◆ Instruction
State how many lines in these records contain the word "symbol", and nothing else.
─── Task inputs ───
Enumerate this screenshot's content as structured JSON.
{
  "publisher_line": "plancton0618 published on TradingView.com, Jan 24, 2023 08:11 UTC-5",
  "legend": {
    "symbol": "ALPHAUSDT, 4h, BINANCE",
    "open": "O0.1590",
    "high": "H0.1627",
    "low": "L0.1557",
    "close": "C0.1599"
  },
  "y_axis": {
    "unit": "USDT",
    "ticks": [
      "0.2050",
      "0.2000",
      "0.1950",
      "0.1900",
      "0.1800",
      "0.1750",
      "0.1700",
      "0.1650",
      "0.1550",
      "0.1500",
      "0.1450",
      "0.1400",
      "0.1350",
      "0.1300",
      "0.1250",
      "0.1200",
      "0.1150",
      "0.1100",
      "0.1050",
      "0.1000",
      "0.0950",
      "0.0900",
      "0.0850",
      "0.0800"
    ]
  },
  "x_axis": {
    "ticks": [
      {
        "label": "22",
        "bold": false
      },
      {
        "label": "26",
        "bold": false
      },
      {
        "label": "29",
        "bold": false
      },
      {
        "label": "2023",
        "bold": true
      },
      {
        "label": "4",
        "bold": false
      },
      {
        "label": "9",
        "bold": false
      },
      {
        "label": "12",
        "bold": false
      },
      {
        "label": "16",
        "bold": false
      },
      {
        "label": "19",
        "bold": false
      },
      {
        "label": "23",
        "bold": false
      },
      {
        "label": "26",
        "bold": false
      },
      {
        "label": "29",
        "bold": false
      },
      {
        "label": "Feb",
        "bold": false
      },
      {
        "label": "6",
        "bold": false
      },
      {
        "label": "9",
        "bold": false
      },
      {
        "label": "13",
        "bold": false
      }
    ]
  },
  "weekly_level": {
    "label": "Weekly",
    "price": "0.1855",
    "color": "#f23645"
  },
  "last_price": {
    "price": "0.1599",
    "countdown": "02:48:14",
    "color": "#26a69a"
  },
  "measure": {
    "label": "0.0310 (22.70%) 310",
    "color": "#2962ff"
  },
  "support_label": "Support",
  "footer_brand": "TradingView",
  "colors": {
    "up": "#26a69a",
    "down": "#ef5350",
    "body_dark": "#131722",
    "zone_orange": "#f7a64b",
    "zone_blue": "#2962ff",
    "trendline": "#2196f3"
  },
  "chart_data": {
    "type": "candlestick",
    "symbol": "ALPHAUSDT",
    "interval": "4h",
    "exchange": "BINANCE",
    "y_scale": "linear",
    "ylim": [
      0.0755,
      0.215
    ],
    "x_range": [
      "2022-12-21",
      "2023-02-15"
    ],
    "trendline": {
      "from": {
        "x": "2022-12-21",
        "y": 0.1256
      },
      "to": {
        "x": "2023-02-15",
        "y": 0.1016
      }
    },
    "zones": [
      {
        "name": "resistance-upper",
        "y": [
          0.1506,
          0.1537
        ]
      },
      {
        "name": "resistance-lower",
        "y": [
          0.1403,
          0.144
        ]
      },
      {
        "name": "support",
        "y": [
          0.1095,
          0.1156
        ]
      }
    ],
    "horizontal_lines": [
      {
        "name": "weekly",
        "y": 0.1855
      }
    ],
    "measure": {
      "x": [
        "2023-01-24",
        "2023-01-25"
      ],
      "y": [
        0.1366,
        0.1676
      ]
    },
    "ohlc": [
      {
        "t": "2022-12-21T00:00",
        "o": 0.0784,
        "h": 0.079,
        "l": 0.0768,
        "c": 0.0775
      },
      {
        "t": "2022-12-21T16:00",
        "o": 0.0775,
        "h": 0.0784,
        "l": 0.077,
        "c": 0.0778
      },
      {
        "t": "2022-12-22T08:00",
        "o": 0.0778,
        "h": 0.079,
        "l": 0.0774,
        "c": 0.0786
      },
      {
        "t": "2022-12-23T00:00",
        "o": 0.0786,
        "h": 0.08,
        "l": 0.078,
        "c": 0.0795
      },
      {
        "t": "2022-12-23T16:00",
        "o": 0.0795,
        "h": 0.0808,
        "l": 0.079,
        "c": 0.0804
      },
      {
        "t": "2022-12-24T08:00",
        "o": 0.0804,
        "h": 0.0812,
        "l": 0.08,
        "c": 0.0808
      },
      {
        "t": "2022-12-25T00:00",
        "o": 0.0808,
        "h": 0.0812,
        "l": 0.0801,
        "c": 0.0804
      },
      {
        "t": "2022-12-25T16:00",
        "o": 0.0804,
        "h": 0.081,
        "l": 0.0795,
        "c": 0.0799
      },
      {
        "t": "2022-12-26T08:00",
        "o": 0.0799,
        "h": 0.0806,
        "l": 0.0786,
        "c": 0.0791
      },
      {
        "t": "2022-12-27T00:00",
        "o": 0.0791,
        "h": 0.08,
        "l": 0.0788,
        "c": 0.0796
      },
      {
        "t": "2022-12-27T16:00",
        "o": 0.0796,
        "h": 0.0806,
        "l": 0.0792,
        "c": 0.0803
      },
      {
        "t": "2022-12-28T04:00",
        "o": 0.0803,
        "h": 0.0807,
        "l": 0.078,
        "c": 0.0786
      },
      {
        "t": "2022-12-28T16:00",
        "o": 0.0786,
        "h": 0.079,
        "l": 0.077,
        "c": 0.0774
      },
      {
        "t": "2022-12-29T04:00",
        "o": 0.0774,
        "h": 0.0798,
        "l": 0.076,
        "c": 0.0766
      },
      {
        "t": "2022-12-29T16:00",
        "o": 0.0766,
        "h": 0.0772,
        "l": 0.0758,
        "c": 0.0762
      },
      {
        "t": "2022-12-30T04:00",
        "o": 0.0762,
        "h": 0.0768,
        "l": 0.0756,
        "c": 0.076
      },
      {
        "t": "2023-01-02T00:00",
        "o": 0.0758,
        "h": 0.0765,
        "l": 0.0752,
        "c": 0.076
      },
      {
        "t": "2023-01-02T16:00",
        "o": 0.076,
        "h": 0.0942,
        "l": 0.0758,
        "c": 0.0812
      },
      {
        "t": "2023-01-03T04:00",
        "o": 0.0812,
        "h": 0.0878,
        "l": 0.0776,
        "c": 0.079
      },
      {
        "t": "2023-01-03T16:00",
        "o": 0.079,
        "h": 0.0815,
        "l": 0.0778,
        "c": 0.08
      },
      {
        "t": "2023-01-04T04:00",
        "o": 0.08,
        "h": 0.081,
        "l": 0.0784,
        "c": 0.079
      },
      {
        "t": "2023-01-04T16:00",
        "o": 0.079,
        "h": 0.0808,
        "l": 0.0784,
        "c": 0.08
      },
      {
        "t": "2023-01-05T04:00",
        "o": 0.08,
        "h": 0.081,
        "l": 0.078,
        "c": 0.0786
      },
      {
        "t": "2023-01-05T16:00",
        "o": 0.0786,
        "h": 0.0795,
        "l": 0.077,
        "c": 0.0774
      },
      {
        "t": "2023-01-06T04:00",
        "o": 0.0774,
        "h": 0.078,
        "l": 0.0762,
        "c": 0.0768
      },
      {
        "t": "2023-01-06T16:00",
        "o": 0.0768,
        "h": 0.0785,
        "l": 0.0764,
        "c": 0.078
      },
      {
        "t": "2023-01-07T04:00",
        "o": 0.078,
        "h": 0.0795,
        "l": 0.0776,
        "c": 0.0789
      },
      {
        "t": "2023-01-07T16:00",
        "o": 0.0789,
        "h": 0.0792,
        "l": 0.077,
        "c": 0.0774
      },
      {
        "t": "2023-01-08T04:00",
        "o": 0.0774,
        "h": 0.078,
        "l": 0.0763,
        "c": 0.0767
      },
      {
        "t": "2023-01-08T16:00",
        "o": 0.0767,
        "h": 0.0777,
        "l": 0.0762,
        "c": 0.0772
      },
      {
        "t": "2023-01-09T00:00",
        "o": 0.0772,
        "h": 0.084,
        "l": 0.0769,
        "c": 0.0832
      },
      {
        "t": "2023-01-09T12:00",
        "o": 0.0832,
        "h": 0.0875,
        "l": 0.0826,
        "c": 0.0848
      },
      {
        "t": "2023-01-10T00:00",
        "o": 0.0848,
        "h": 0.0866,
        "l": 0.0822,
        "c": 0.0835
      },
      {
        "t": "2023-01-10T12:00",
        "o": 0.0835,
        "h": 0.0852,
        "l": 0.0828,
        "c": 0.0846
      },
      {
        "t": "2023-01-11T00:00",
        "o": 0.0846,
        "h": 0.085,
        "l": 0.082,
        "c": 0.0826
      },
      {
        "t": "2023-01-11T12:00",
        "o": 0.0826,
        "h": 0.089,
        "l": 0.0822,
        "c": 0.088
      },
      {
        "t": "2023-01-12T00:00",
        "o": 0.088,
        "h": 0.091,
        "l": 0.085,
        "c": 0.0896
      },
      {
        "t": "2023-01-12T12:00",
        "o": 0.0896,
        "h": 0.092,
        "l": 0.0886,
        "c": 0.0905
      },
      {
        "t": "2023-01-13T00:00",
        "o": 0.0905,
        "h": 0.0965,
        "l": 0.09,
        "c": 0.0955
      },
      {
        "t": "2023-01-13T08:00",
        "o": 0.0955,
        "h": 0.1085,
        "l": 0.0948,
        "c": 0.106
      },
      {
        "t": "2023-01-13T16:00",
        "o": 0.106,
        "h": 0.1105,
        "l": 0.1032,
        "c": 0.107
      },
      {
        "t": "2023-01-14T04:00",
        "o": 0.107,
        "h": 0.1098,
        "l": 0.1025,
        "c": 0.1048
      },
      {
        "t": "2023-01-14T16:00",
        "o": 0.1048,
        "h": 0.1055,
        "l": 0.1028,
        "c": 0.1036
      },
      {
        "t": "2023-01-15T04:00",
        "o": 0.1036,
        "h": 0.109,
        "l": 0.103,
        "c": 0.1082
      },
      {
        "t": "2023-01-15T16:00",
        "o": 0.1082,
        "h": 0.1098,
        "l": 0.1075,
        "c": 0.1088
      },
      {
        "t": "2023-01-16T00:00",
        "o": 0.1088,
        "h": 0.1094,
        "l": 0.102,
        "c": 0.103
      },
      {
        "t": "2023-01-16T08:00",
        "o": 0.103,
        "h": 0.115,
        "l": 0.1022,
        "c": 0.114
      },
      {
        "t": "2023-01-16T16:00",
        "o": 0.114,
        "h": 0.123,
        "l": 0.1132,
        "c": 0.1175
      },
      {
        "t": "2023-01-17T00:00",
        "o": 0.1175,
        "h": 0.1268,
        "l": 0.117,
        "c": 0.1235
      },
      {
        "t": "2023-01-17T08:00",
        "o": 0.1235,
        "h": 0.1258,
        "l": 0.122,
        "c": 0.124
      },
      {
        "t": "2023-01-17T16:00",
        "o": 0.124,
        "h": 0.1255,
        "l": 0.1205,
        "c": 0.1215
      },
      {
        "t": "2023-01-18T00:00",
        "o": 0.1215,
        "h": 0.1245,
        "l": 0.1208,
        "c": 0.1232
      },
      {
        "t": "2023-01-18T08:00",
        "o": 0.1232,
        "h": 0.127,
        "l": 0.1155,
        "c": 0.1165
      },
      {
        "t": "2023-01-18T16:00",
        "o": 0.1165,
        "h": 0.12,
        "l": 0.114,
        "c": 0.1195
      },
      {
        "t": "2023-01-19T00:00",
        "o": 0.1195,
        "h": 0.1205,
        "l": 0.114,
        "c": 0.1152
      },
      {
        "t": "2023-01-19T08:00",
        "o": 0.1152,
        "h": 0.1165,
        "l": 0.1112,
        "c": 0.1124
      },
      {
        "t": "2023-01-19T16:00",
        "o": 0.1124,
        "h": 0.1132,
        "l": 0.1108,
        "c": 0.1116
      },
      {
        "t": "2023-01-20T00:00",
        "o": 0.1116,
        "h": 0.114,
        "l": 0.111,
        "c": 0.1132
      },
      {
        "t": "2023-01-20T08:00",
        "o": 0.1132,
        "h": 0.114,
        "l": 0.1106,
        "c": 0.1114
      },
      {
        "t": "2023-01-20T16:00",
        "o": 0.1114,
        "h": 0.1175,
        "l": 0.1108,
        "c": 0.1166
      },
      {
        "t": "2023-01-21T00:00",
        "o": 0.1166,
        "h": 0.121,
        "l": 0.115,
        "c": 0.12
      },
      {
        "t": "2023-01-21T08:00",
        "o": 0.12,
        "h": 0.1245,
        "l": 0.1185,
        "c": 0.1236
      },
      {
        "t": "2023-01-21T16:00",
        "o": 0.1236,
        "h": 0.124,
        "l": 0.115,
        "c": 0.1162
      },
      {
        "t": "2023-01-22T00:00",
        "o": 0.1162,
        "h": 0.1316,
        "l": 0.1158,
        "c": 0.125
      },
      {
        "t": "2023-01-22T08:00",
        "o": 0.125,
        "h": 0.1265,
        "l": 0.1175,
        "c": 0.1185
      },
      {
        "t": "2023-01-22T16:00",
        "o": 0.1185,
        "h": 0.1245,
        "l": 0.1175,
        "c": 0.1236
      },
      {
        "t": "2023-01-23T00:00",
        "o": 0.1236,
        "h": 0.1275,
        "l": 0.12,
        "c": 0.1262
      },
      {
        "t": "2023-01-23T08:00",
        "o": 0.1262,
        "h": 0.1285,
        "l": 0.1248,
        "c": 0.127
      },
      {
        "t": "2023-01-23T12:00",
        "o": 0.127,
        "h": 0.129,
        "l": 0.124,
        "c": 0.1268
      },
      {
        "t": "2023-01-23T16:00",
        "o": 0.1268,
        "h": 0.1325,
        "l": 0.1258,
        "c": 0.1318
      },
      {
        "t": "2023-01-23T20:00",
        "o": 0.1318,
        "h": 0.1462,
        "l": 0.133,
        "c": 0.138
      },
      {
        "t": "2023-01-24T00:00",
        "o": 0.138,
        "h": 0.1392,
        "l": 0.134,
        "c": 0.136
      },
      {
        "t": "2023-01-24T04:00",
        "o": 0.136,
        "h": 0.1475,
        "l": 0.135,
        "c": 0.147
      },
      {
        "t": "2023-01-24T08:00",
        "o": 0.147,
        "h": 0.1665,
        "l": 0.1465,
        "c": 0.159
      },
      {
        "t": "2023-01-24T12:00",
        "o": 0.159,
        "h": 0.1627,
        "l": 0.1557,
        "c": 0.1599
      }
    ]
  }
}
───
◆ The result
2